# THE TASK
In the entries below, count every line containing "Controller". Reply with the number alone.

# LISTED ENTRIES
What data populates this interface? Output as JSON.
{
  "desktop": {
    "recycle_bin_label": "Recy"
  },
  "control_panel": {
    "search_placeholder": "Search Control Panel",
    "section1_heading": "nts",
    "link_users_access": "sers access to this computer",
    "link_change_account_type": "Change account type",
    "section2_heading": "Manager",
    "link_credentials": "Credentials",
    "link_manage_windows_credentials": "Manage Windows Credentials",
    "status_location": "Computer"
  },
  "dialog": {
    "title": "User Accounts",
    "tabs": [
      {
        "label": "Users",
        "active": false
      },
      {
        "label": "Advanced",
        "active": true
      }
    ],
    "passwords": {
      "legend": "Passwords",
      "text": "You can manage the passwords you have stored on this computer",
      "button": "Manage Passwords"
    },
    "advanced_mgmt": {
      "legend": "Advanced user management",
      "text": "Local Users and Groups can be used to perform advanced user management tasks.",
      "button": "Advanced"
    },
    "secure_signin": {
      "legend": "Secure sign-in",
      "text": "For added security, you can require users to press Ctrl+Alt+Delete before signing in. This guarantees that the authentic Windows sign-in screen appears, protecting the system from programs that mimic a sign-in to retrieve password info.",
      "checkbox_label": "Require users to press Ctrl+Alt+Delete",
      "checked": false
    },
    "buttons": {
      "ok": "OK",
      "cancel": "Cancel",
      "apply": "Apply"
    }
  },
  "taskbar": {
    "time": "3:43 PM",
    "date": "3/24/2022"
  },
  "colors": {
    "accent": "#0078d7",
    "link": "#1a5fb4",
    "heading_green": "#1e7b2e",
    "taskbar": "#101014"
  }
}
==
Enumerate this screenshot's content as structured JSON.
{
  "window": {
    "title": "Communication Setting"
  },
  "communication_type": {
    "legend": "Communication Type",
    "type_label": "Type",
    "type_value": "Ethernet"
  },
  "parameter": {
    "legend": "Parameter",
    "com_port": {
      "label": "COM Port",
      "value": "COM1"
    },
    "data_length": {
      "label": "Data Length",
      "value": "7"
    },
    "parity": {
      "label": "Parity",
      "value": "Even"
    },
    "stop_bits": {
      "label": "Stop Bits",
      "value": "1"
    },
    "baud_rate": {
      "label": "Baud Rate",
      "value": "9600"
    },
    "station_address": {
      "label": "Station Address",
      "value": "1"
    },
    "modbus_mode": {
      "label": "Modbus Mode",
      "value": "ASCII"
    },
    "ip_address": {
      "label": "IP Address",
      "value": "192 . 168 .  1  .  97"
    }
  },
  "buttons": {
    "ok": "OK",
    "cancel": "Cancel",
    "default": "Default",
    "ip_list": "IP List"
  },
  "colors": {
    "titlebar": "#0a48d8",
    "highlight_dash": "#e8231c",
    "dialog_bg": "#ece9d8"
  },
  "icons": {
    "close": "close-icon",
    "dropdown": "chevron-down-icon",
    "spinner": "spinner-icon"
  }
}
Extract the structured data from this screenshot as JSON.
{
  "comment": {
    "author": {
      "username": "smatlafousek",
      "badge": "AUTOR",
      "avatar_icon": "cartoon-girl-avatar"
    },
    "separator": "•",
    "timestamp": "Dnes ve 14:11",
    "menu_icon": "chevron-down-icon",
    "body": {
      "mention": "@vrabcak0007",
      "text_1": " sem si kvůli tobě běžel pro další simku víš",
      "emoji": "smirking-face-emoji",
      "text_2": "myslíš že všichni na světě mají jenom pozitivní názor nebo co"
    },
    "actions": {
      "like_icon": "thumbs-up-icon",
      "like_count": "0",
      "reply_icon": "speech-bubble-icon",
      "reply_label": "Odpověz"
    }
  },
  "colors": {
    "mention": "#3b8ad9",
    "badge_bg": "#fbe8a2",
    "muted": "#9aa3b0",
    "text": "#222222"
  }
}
==
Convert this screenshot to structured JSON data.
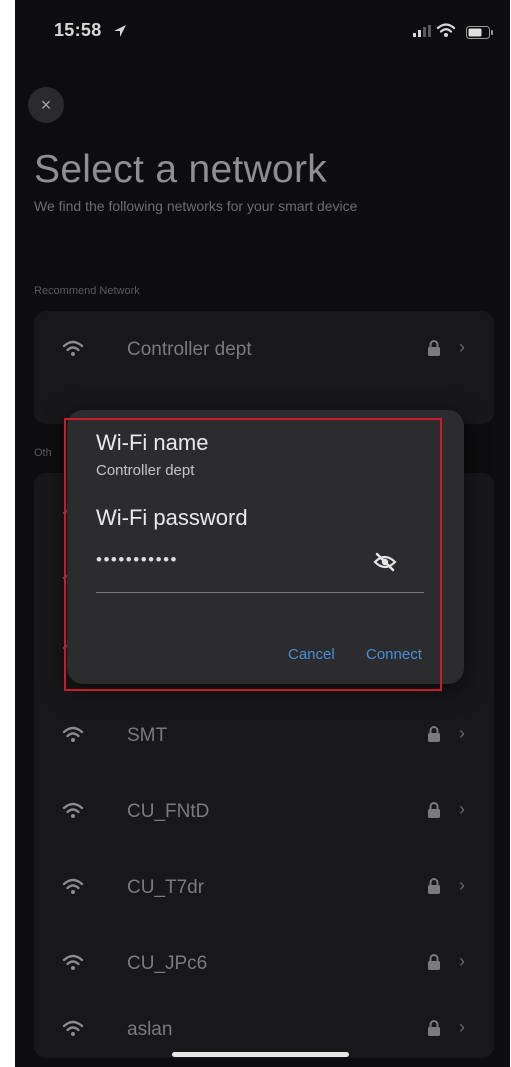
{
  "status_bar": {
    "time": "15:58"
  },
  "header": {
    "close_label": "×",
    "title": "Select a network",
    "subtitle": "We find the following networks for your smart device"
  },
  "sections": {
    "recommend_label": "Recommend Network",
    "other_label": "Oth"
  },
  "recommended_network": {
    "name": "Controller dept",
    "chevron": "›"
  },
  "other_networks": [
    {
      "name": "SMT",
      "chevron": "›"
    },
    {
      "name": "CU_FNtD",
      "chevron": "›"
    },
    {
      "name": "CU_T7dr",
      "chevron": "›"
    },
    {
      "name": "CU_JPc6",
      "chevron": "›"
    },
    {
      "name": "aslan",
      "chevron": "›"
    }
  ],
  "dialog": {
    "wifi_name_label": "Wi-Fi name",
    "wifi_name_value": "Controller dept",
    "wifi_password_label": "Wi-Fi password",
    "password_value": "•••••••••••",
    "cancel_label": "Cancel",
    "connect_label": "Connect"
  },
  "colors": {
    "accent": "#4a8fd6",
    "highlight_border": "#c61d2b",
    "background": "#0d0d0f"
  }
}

# EXERCISE RESULT
2